• _Given request_
Print the entries below word for word; the pictures stay out of your copy.

• _Data rows_
=-=-=
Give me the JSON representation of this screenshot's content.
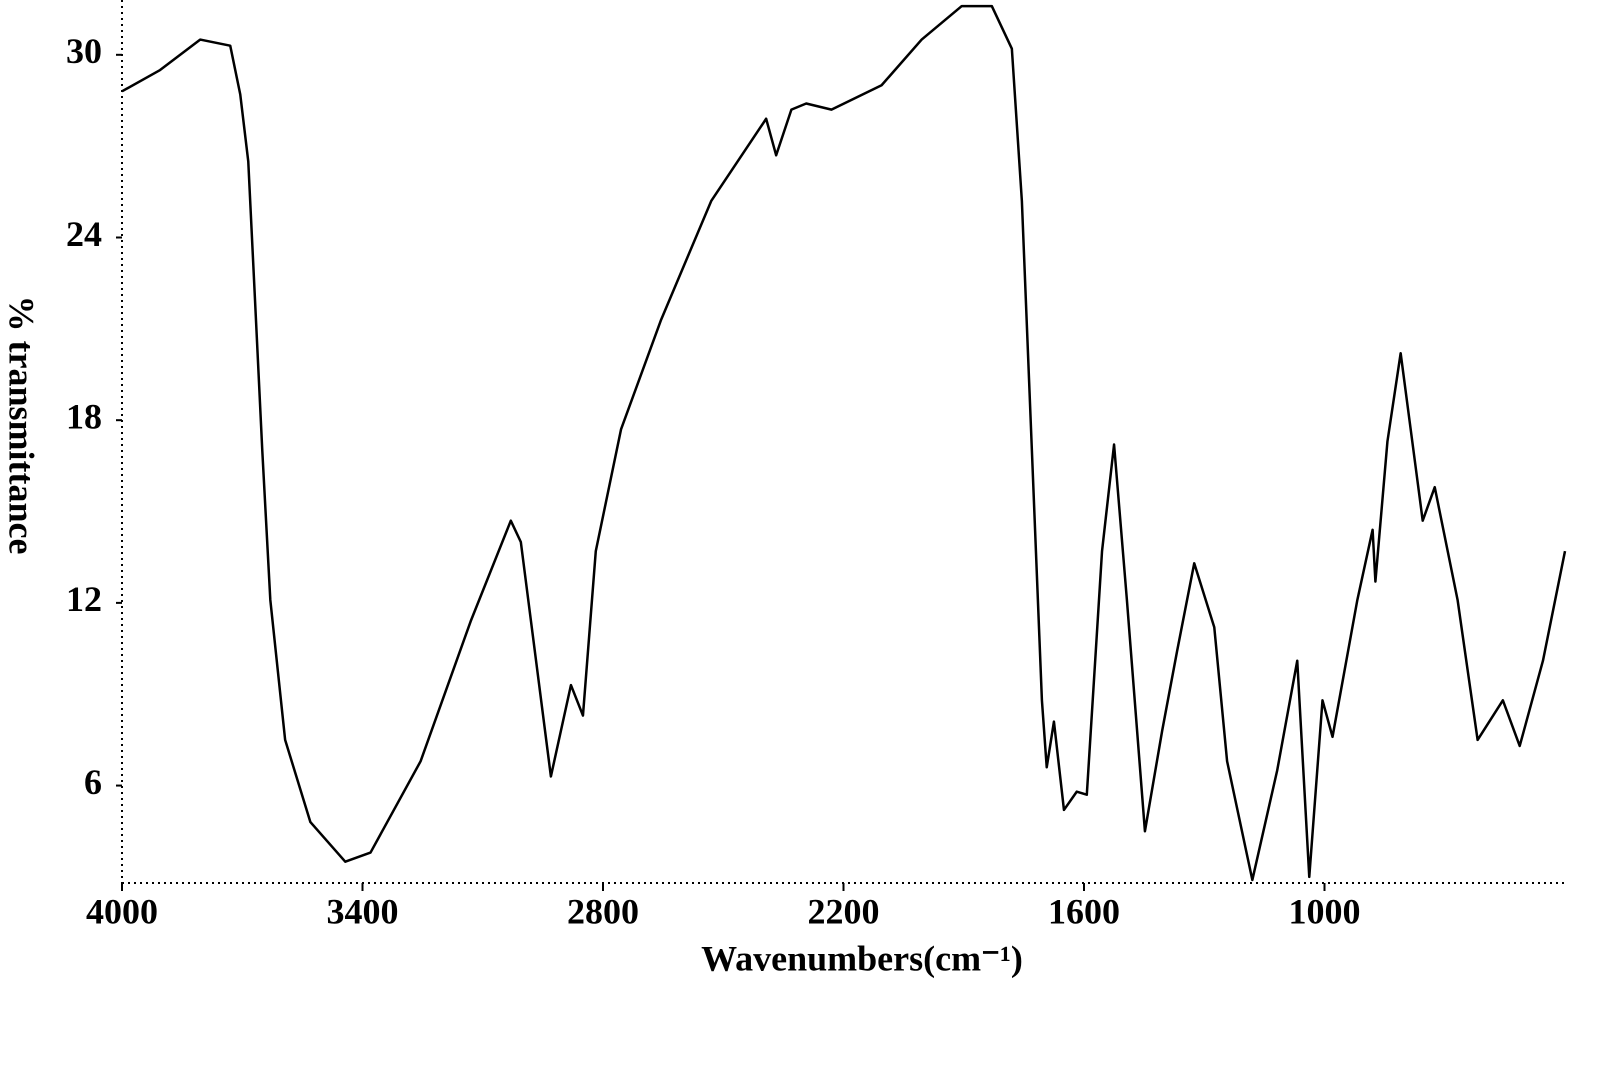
{
  "chart_data": {
    "type": "line",
    "x_label": "Wavenumbers(cm⁻¹)",
    "y_label": "% transmittance",
    "x": [
      4000,
      3905,
      3805,
      3730,
      3705,
      3685,
      3668,
      3650,
      3630,
      3593,
      3530,
      3443,
      3380,
      3255,
      3130,
      3030,
      3005,
      2930,
      2880,
      2850,
      2818,
      2755,
      2655,
      2530,
      2393,
      2368,
      2330,
      2293,
      2230,
      2105,
      2005,
      1905,
      1830,
      1780,
      1755,
      1730,
      1705,
      1693,
      1675,
      1650,
      1618,
      1593,
      1555,
      1525,
      1493,
      1448,
      1405,
      1368,
      1325,
      1275,
      1243,
      1180,
      1118,
      1068,
      1038,
      1005,
      980,
      918,
      880,
      873,
      843,
      810,
      775,
      755,
      725,
      668,
      618,
      555,
      513,
      455,
      400
    ],
    "series": [
      {
        "color": "#000000",
        "values": [
          28.8,
          29.5,
          30.5,
          30.3,
          28.7,
          26.5,
          21.9,
          17.0,
          12.1,
          7.5,
          4.8,
          3.5,
          3.8,
          6.8,
          11.4,
          14.7,
          14.0,
          6.3,
          9.3,
          8.3,
          13.7,
          17.7,
          21.3,
          25.2,
          27.9,
          26.7,
          28.2,
          28.4,
          28.2,
          29.0,
          30.5,
          31.6,
          31.6,
          30.2,
          25.2,
          17.0,
          8.8,
          6.6,
          8.1,
          5.2,
          5.8,
          5.7,
          13.7,
          17.2,
          12.1,
          4.5,
          7.8,
          10.4,
          13.3,
          11.2,
          6.8,
          2.9,
          6.5,
          10.1,
          3.0,
          8.8,
          7.6,
          12.1,
          14.4,
          12.7,
          17.3,
          20.2,
          16.7,
          14.7,
          15.8,
          12.1,
          7.5,
          8.8,
          7.3,
          10.1,
          13.7
        ]
      }
    ],
    "xlim": [
      4000,
      400
    ],
    "xticks": [
      4000,
      3400,
      2800,
      2200,
      1600,
      1000
    ],
    "ylim": [
      2.8,
      31.8
    ],
    "yticks": [
      6,
      12,
      18,
      24,
      30
    ]
  }
}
=-=-=
• _Answer to the exercise_
Give me the JSON representation of this screenshot's content.
{
  "chart_data": {
    "type": "line",
    "x_label": "Wavenumbers(cm⁻¹)",
    "y_label": "% transmittance",
    "x": [
      4000,
      3905,
      3805,
      3730,
      3705,
      3685,
      3668,
      3650,
      3630,
      3593,
      3530,
      3443,
      3380,
      3255,
      3130,
      3030,
      3005,
      2930,
      2880,
      2850,
      2818,
      2755,
      2655,
      2530,
      2393,
      2368,
      2330,
      2293,
      2230,
      2105,
      2005,
      1905,
      1830,
      1780,
      1755,
      1730,
      1705,
      1693,
      1675,
      1650,
      1618,
      1593,
      1555,
      1525,
      1493,
      1448,
      1405,
      1368,
      1325,
      1275,
      1243,
      1180,
      1118,
      1068,
      1038,
      1005,
      980,
      918,
      880,
      873,
      843,
      810,
      775,
      755,
      725,
      668,
      618,
      555,
      513,
      455,
      400
    ],
    "series": [
      {
        "color": "#000000",
        "values": [
          28.8,
          29.5,
          30.5,
          30.3,
          28.7,
          26.5,
          21.9,
          17.0,
          12.1,
          7.5,
          4.8,
          3.5,
          3.8,
          6.8,
          11.4,
          14.7,
          14.0,
          6.3,
          9.3,
          8.3,
          13.7,
          17.7,
          21.3,
          25.2,
          27.9,
          26.7,
          28.2,
          28.4,
          28.2,
          29.0,
          30.5,
          31.6,
          31.6,
          30.2,
          25.2,
          17.0,
          8.8,
          6.6,
          8.1,
          5.2,
          5.8,
          5.7,
          13.7,
          17.2,
          12.1,
          4.5,
          7.8,
          10.4,
          13.3,
          11.2,
          6.8,
          2.9,
          6.5,
          10.1,
          3.0,
          8.8,
          7.6,
          12.1,
          14.4,
          12.7,
          17.3,
          20.2,
          16.7,
          14.7,
          15.8,
          12.1,
          7.5,
          8.8,
          7.3,
          10.1,
          13.7
        ]
      }
    ],
    "xlim": [
      4000,
      400
    ],
    "xticks": [
      4000,
      3400,
      2800,
      2200,
      1600,
      1000
    ],
    "ylim": [
      2.8,
      31.8
    ],
    "yticks": [
      6,
      12,
      18,
      24,
      30
    ]
  }
}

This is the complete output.